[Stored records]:
============================================================

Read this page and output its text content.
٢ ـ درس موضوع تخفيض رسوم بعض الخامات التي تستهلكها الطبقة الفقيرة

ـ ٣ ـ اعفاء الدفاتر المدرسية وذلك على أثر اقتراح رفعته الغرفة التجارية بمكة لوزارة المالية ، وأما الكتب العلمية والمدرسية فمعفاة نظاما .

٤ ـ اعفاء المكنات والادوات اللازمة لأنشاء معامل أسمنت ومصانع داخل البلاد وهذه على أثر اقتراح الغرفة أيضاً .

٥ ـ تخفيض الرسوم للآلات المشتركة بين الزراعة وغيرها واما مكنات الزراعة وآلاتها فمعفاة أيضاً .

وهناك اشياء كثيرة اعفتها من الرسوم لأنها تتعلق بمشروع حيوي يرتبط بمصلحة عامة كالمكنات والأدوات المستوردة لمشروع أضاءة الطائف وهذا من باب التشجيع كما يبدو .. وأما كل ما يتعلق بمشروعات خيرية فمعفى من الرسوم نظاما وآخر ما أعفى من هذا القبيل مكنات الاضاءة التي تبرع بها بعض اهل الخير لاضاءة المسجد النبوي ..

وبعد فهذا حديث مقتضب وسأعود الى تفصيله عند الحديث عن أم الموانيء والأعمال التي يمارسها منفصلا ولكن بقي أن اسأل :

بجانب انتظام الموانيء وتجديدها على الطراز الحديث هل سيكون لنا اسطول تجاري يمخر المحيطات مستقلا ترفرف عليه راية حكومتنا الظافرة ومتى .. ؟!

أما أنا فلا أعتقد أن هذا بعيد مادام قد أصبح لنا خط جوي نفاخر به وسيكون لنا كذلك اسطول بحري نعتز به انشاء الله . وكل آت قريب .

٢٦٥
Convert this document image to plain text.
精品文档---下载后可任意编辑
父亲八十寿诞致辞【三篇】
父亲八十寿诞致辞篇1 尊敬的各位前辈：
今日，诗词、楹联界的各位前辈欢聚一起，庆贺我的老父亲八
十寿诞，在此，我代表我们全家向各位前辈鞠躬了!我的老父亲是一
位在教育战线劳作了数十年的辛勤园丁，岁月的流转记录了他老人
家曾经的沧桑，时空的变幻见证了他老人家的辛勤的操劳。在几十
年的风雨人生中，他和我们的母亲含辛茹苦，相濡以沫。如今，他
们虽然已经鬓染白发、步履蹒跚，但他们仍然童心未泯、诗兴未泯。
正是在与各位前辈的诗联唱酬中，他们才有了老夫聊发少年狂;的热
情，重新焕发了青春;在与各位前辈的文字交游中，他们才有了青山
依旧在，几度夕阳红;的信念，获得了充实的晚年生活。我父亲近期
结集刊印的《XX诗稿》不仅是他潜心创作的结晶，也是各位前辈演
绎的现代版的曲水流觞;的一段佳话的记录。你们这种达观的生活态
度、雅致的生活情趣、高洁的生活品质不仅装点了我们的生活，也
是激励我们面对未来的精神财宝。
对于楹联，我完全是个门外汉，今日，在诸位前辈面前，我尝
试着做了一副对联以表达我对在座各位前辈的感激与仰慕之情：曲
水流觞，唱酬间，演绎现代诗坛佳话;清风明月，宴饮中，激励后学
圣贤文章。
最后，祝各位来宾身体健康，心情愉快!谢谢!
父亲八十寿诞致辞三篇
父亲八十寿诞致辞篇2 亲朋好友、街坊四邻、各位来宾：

============================================================

Type out the full listing again, exactly as given.

[Result]:
Read this page and output its text content.
٢ ـ درس موضوع تخفيض رسوم بعض الخامات التي تستهلكها الطبقة الفقيرة

ـ ٣ ـ اعفاء الدفاتر المدرسية وذلك على أثر اقتراح رفعته الغرفة التجارية بمكة لوزارة المالية ، وأما الكتب العلمية والمدرسية فمعفاة نظاما .

٤ ـ اعفاء المكنات والادوات اللازمة لأنشاء معامل أسمنت ومصانع داخل البلاد وهذه على أثر اقتراح الغرفة أيضاً .

٥ ـ تخفيض الرسوم للآلات المشتركة بين الزراعة وغيرها واما مكنات الزراعة وآلاتها فمعفاة أيضاً .

وهناك اشياء كثيرة اعفتها من الرسوم لأنها تتعلق بمشروع حيوي يرتبط بمصلحة عامة كالمكنات والأدوات المستوردة لمشروع أضاءة الطائف وهذا من باب التشجيع كما يبدو .. وأما كل ما يتعلق بمشروعات خيرية فمعفى من الرسوم نظاما وآخر ما أعفى من هذا القبيل مكنات الاضاءة التي تبرع بها بعض اهل الخير لاضاءة المسجد النبوي ..

وبعد فهذا حديث مقتضب وسأعود الى تفصيله عند الحديث عن أم الموانيء والأعمال التي يمارسها منفصلا ولكن بقي أن اسأل :

بجانب انتظام الموانيء وتجديدها على الطراز الحديث هل سيكون لنا اسطول تجاري يمخر المحيطات مستقلا ترفرف عليه راية حكومتنا الظافرة ومتى .. ؟!

أما أنا فلا أعتقد أن هذا بعيد مادام قد أصبح لنا خط جوي نفاخر به وسيكون لنا كذلك اسطول بحري نعتز به انشاء الله . وكل آت قريب .

٢٦٥
Convert this document image to plain text.
精品文档---下载后可任意编辑
父亲八十寿诞致辞【三篇】
父亲八十寿诞致辞篇1 尊敬的各位前辈：
今日，诗词、楹联界的各位前辈欢聚一起，庆贺我的老父亲八
十寿诞，在此，我代表我们全家向各位前辈鞠躬了!我的老父亲是一
位在教育战线劳作了数十年的辛勤园丁，岁月的流转记录了他老人
家曾经的沧桑，时空的变幻见证了他老人家的辛勤的操劳。在几十
年的风雨人生中，他和我们的母亲含辛茹苦，相濡以沫。如今，他
们虽然已经鬓染白发、步履蹒跚，但他们仍然童心未泯、诗兴未泯。
正是在与各位前辈的诗联唱酬中，他们才有了老夫聊发少年狂;的热
情，重新焕发了青春;在与各位前辈的文字交游中，他们才有了青山
依旧在，几度夕阳红;的信念，获得了充实的晚年生活。我父亲近期
结集刊印的《XX诗稿》不仅是他潜心创作的结晶，也是各位前辈演
绎的现代版的曲水流觞;的一段佳话的记录。你们这种达观的生活态
度、雅致的生活情趣、高洁的生活品质不仅装点了我们的生活，也
是激励我们面对未来的精神财宝。
对于楹联，我完全是个门外汉，今日，在诸位前辈面前，我尝
试着做了一副对联以表达我对在座各位前辈的感激与仰慕之情：曲
水流觞，唱酬间，演绎现代诗坛佳话;清风明月，宴饮中，激励后学
圣贤文章。
最后，祝各位来宾身体健康，心情愉快!谢谢!
父亲八十寿诞致辞三篇
父亲八十寿诞致辞篇2 亲朋好友、街坊四邻、各位来宾：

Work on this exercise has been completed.